Set all the material down again unchanged, without the pictures.

MATERIAL FOR THE TASK:

· · · · ·

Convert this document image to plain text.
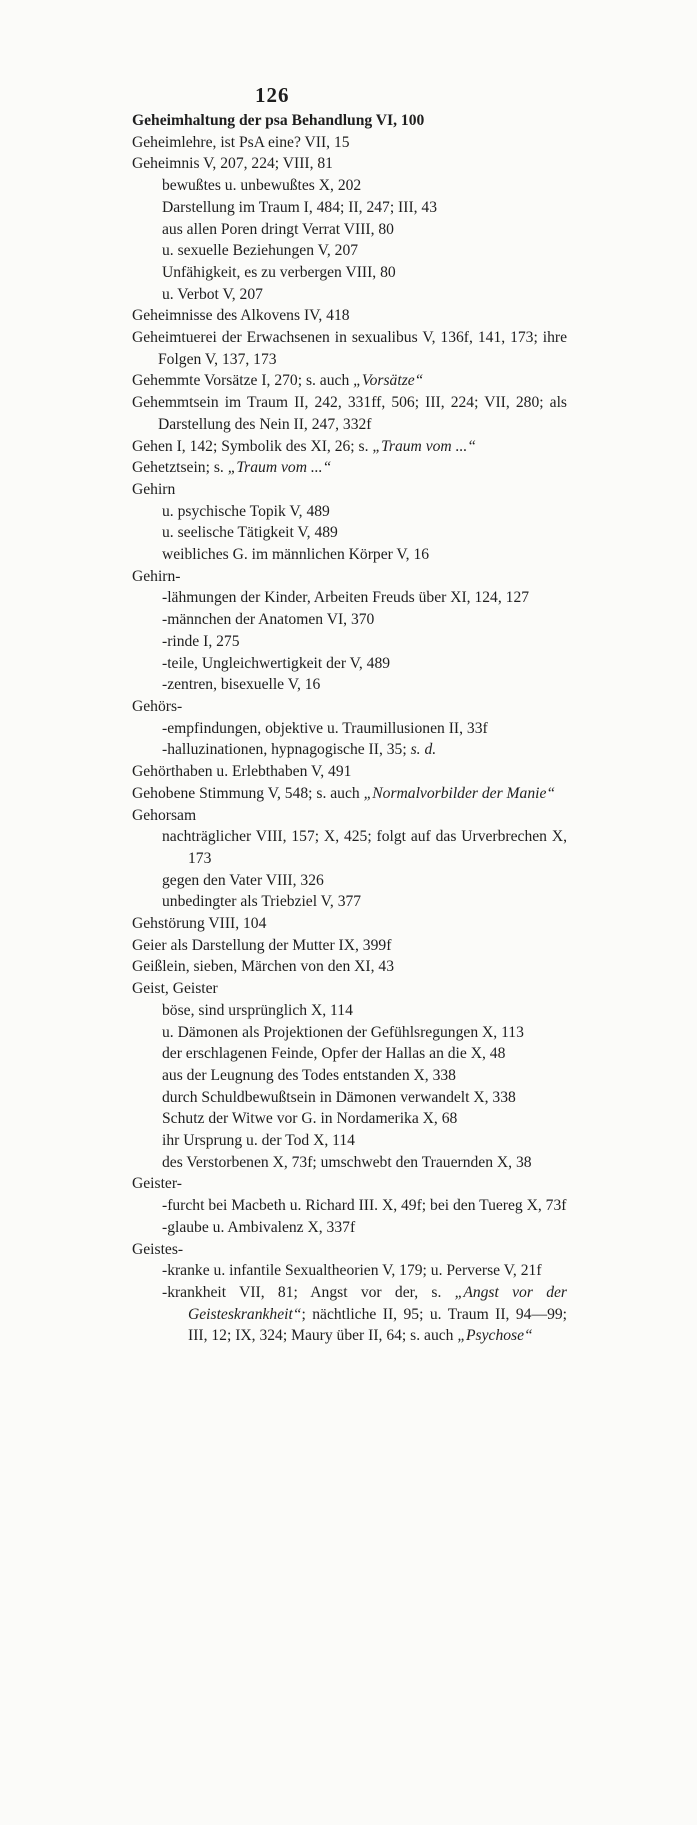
126
Geheimhaltung der psa Behandlung VI, 100
Geheimlehre, ist PsA eine? VII, 15
Geheimnis V, 207, 224; VIII, 81
bewußtes u. unbewußtes X, 202
Darstellung im Traum I, 484; II, 247; III, 43
aus allen Poren dringt Verrat VIII, 80
u. sexuelle Beziehungen V, 207
Unfähigkeit, es zu verbergen VIII, 80
u. Verbot V, 207
Geheimnisse des Alkovens IV, 418
Geheimtuerei der Erwachsenen in sexualibus V, 136f, 141, 173; ihre Folgen V, 137, 173
Gehemmte Vorsätze I, 270; s. auch „Vorsätze“
Gehemmtsein im Traum II, 242, 331ff, 506; III, 224; VII, 280; als Darstellung des Nein II, 247, 332f
Gehen I, 142; Symbolik des XI, 26; s. „Traum vom ...“
Gehetztsein; s. „Traum vom ...“
Gehirn
u. psychische Topik V, 489
u. seelische Tätigkeit V, 489
weibliches G. im männlichen Körper V, 16
Gehirn-
-lähmungen der Kinder, Arbeiten Freuds über XI, 124, 127
-männchen der Anatomen VI, 370
-rinde I, 275
-teile, Ungleichwertigkeit der V, 489
-zentren, bisexuelle V, 16
Gehörs-
-empfindungen, objektive u. Traumillusionen II, 33f
-halluzinationen, hypnagogische II, 35; s. d.
Gehörthaben u. Erlebthaben V, 491
Gehobene Stimmung V, 548; s. auch „Normalvorbilder der Manie“
Gehorsam
nachträglicher VIII, 157; X, 425; folgt auf das Urverbrechen X, 173
gegen den Vater VIII, 326
unbedingter als Triebziel V, 377
Gehstörung VIII, 104
Geier als Darstellung der Mutter IX, 399f
Geißlein, sieben, Märchen von den XI, 43
Geist, Geister
böse, sind ursprünglich X, 114
u. Dämonen als Projektionen der Gefühlsregungen X, 113
der erschlagenen Feinde, Opfer der Hallas an die X, 48
aus der Leugnung des Todes entstanden X, 338
durch Schuldbewußtsein in Dämonen verwandelt X, 338
Schutz der Witwe vor G. in Nordamerika X, 68
ihr Ursprung u. der Tod X, 114
des Verstorbenen X, 73f; umschwebt den Trauernden X, 38
Geister-
-furcht bei Macbeth u. Richard III. X, 49f; bei den Tuereg X, 73f
-glaube u. Ambivalenz X, 337f
Geistes-
-kranke u. infantile Sexualtheorien V, 179; u. Perverse V, 21f
-krankheit VII, 81; Angst vor der, s. „Angst vor der Geisteskrankheit“; nächtliche II, 95; u. Traum II, 94—99; III, 12; IX, 324; Maury über II, 64; s. auch „Psychose“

· · · · ·

SOLVED EXERCISE:
Convert this document image to plain text.
126
Geheimhaltung der psa Behandlung VI, 100
Geheimlehre, ist PsA eine? VII, 15
Geheimnis V, 207, 224; VIII, 81
bewußtes u. unbewußtes X, 202
Darstellung im Traum I, 484; II, 247; III, 43
aus allen Poren dringt Verrat VIII, 80
u. sexuelle Beziehungen V, 207
Unfähigkeit, es zu verbergen VIII, 80
u. Verbot V, 207
Geheimnisse des Alkovens IV, 418
Geheimtuerei der Erwachsenen in sexualibus V, 136f, 141, 173; ihre Folgen V, 137, 173
Gehemmte Vorsätze I, 270; s. auch „Vorsätze“
Gehemmtsein im Traum II, 242, 331ff, 506; III, 224; VII, 280; als Darstellung des Nein II, 247, 332f
Gehen I, 142; Symbolik des XI, 26; s. „Traum vom ...“
Gehetztsein; s. „Traum vom ...“
Gehirn
u. psychische Topik V, 489
u. seelische Tätigkeit V, 489
weibliches G. im männlichen Körper V, 16
Gehirn-
-lähmungen der Kinder, Arbeiten Freuds über XI, 124, 127
-männchen der Anatomen VI, 370
-rinde I, 275
-teile, Ungleichwertigkeit der V, 489
-zentren, bisexuelle V, 16
Gehörs-
-empfindungen, objektive u. Traumillusionen II, 33f
-halluzinationen, hypnagogische II, 35; s. d.
Gehörthaben u. Erlebthaben V, 491
Gehobene Stimmung V, 548; s. auch „Normalvorbilder der Manie“
Gehorsam
nachträglicher VIII, 157; X, 425; folgt auf das Urverbrechen X, 173
gegen den Vater VIII, 326
unbedingter als Triebziel V, 377
Gehstörung VIII, 104
Geier als Darstellung der Mutter IX, 399f
Geißlein, sieben, Märchen von den XI, 43
Geist, Geister
böse, sind ursprünglich X, 114
u. Dämonen als Projektionen der Gefühlsregungen X, 113
der erschlagenen Feinde, Opfer der Hallas an die X, 48
aus der Leugnung des Todes entstanden X, 338
durch Schuldbewußtsein in Dämonen verwandelt X, 338
Schutz der Witwe vor G. in Nordamerika X, 68
ihr Ursprung u. der Tod X, 114
des Verstorbenen X, 73f; umschwebt den Trauernden X, 38
Geister-
-furcht bei Macbeth u. Richard III. X, 49f; bei den Tuereg X, 73f
-glaube u. Ambivalenz X, 337f
Geistes-
-kranke u. infantile Sexualtheorien V, 179; u. Perverse V, 21f
-krankheit VII, 81; Angst vor der, s. „Angst vor der Geisteskrankheit“; nächtliche II, 95; u. Traum II, 94—99; III, 12; IX, 324; Maury über II, 64; s. auch „Psychose“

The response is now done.